Problem: Only a number is required: how many lines of the material contain the word "header"?

>>>>

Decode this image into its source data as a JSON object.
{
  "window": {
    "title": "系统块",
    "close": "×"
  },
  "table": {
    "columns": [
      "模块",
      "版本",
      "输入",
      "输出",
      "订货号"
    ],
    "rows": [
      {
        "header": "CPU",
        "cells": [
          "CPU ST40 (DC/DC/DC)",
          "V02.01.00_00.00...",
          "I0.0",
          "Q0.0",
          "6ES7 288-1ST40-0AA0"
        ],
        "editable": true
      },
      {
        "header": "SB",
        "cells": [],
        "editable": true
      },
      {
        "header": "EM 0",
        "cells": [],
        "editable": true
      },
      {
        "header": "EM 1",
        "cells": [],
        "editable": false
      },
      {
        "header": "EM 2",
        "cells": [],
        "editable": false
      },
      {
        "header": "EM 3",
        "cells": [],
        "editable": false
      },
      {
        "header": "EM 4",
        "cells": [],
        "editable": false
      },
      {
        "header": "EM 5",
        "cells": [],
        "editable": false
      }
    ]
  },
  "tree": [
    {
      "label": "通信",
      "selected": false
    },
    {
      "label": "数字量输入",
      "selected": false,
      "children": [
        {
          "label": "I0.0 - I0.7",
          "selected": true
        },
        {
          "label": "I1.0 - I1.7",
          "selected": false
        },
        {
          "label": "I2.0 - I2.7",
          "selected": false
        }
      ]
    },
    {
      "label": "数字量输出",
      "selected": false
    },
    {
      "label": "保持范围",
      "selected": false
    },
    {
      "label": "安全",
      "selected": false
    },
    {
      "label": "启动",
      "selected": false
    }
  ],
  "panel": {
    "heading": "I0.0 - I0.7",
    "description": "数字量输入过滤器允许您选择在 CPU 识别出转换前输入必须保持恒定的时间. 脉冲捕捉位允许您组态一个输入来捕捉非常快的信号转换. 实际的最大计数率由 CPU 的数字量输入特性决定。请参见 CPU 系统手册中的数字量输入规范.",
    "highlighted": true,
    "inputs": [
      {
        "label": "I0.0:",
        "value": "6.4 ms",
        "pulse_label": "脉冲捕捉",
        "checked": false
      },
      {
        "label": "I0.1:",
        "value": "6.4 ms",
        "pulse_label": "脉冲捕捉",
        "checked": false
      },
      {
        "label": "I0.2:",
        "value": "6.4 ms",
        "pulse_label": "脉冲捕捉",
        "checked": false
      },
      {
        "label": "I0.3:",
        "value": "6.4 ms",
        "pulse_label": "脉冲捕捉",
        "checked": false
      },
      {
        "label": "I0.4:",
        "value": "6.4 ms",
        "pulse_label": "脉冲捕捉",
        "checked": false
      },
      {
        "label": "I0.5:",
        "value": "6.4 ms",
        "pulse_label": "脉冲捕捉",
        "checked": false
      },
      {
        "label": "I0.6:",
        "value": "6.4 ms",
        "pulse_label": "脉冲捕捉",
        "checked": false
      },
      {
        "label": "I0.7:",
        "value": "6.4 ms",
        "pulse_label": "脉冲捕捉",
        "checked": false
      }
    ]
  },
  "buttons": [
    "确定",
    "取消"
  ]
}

<<<<

Reply: 8